Supplied material
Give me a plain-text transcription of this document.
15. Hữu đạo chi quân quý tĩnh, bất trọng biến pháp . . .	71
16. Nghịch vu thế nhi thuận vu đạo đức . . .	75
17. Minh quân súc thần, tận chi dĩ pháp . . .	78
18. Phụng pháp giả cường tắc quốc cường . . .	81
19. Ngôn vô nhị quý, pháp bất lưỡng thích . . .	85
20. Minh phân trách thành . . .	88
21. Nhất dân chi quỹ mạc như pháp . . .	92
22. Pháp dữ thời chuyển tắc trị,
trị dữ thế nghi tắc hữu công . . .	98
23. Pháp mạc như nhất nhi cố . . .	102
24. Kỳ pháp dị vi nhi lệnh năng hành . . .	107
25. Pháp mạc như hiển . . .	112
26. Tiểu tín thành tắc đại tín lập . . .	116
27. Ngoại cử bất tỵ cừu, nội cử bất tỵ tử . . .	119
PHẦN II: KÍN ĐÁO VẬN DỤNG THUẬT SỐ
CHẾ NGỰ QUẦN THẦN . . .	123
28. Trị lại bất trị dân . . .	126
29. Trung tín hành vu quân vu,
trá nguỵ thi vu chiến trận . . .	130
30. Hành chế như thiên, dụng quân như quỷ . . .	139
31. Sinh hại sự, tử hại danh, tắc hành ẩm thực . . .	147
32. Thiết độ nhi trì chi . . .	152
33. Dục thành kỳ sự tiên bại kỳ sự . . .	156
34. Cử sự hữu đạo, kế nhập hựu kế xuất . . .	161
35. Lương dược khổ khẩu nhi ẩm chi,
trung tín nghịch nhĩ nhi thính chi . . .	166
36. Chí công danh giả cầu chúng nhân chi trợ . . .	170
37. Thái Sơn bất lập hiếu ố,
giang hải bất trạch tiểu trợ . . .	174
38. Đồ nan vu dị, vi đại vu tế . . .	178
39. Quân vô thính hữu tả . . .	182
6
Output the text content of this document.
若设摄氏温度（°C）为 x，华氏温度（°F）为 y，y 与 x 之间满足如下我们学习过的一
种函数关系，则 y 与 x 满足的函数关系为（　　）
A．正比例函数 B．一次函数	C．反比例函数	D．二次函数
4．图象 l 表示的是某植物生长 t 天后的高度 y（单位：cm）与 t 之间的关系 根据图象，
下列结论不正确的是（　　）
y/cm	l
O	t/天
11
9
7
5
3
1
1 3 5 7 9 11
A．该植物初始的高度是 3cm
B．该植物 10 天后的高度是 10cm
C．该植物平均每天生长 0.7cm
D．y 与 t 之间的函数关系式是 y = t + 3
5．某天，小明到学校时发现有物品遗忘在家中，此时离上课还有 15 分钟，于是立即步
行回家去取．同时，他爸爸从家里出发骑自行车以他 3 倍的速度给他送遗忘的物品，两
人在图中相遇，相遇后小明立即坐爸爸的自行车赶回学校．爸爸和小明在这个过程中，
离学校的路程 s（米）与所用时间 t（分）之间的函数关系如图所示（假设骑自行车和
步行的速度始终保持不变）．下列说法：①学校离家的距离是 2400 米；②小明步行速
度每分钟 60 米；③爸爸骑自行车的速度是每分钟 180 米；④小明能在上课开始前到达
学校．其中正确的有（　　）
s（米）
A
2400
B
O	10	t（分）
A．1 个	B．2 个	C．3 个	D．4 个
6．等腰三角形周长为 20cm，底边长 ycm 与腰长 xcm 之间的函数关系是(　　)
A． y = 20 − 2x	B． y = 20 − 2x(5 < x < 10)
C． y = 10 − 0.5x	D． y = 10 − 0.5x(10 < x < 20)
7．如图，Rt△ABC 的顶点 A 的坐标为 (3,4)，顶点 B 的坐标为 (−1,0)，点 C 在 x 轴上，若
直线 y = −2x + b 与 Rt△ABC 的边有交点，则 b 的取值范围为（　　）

Exercise objective
Go through the records above, find every line with the word "this", and list those lines.

Answer to the problem
Give me a plain-text transcription of this document.
Output the text content of this document.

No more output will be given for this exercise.